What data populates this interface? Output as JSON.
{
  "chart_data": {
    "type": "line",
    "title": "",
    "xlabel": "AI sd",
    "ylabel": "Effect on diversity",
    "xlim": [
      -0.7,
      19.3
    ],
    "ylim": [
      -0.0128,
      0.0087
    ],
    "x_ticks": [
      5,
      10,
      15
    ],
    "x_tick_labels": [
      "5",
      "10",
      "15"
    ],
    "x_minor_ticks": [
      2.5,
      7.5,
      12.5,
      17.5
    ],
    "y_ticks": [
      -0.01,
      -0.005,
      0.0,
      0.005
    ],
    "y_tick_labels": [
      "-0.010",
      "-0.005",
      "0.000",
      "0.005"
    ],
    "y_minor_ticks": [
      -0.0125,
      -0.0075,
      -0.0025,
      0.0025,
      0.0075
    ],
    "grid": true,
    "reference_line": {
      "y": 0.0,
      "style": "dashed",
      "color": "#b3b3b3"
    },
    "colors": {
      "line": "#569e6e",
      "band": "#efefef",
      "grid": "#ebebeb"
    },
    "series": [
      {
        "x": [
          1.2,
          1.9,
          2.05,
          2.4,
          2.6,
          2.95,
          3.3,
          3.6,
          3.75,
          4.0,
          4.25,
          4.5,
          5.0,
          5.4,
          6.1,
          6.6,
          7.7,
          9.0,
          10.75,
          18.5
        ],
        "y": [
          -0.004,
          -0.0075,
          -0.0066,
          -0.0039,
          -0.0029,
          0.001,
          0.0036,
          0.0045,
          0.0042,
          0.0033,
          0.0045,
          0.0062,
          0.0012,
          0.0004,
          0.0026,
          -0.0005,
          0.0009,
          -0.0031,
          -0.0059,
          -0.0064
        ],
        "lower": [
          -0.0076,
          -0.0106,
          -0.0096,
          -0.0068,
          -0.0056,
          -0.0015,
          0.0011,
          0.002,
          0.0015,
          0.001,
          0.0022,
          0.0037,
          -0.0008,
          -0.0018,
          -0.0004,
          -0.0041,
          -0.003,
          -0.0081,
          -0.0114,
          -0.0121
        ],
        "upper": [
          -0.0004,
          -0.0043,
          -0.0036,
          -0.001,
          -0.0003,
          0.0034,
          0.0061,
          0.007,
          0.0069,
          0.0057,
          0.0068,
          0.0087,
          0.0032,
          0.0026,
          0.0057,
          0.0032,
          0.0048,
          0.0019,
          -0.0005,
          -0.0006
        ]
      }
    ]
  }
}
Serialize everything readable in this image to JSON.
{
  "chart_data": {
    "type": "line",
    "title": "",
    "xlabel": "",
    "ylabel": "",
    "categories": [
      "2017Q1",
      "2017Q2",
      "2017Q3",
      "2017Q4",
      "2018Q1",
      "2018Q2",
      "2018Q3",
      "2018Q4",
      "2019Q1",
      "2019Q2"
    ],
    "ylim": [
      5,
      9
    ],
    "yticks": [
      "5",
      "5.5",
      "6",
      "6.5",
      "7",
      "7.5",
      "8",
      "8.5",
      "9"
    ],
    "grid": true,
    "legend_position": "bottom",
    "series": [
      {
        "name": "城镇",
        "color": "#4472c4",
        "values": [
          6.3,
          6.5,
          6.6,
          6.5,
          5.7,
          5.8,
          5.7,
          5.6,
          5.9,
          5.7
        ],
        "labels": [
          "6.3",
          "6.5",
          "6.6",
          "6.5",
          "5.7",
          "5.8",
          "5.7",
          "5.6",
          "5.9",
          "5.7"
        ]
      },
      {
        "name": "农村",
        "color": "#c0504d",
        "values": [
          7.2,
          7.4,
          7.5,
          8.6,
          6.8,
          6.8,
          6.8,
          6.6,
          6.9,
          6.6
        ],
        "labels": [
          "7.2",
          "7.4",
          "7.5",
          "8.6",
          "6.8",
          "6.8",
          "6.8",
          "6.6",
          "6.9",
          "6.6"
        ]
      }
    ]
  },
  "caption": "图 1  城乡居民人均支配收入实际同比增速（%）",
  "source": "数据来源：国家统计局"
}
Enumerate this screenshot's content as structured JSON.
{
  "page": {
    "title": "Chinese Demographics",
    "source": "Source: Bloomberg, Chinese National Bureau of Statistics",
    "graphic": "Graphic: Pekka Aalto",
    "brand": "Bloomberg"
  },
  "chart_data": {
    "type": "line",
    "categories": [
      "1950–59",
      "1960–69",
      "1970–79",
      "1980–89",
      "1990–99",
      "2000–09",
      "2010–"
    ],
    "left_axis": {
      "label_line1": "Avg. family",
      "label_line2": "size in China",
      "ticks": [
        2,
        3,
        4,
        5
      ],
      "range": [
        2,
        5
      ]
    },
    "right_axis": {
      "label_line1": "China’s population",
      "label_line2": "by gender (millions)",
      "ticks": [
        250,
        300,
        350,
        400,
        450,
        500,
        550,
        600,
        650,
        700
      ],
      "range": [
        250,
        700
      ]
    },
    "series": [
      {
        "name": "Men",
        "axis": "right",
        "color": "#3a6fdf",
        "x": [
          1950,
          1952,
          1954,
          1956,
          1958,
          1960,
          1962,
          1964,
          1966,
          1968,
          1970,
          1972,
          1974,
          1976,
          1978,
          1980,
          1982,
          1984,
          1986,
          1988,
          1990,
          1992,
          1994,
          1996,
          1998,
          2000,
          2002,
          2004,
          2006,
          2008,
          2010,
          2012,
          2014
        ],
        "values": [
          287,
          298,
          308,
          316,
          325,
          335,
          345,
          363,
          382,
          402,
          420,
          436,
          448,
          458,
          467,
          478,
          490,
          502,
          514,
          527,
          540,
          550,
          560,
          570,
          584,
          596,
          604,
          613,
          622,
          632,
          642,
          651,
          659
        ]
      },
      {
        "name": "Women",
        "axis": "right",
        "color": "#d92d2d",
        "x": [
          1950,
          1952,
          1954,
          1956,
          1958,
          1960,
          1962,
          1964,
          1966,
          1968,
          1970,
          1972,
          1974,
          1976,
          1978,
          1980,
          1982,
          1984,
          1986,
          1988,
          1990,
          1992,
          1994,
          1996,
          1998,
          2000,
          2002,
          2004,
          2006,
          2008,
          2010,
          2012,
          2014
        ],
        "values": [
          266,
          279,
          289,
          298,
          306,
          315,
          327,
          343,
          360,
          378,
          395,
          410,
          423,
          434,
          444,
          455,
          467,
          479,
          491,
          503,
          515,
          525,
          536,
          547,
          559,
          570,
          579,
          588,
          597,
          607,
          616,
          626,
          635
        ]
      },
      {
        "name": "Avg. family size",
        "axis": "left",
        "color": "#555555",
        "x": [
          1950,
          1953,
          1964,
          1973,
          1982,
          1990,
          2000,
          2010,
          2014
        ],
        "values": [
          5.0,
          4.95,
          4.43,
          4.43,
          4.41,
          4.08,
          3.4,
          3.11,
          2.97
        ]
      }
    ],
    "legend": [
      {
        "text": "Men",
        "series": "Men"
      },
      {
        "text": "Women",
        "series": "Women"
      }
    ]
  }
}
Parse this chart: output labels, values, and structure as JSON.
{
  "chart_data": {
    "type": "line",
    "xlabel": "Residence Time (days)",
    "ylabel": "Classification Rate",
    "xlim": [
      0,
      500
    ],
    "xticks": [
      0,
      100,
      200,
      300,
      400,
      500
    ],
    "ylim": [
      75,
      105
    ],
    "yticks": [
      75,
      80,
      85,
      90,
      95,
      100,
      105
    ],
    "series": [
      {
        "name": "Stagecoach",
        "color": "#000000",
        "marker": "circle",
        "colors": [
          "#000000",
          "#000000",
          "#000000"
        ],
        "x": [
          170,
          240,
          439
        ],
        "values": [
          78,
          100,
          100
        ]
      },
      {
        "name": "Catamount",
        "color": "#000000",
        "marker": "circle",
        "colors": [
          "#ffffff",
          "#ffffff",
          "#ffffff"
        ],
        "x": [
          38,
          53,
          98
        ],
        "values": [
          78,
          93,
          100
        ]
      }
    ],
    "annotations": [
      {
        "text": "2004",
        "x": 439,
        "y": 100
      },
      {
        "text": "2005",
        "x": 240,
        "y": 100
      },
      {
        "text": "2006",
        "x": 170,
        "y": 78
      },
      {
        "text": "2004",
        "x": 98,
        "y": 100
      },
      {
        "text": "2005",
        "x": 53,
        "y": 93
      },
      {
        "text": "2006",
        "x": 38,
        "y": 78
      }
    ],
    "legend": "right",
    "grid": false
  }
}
+ + + + + + +
Go through the lines above. Select every one that has the string "Bloomberg".

    "source": "Source: Bloomberg, Chinese National Bureau of Statistics",
    "brand": "Bloomberg"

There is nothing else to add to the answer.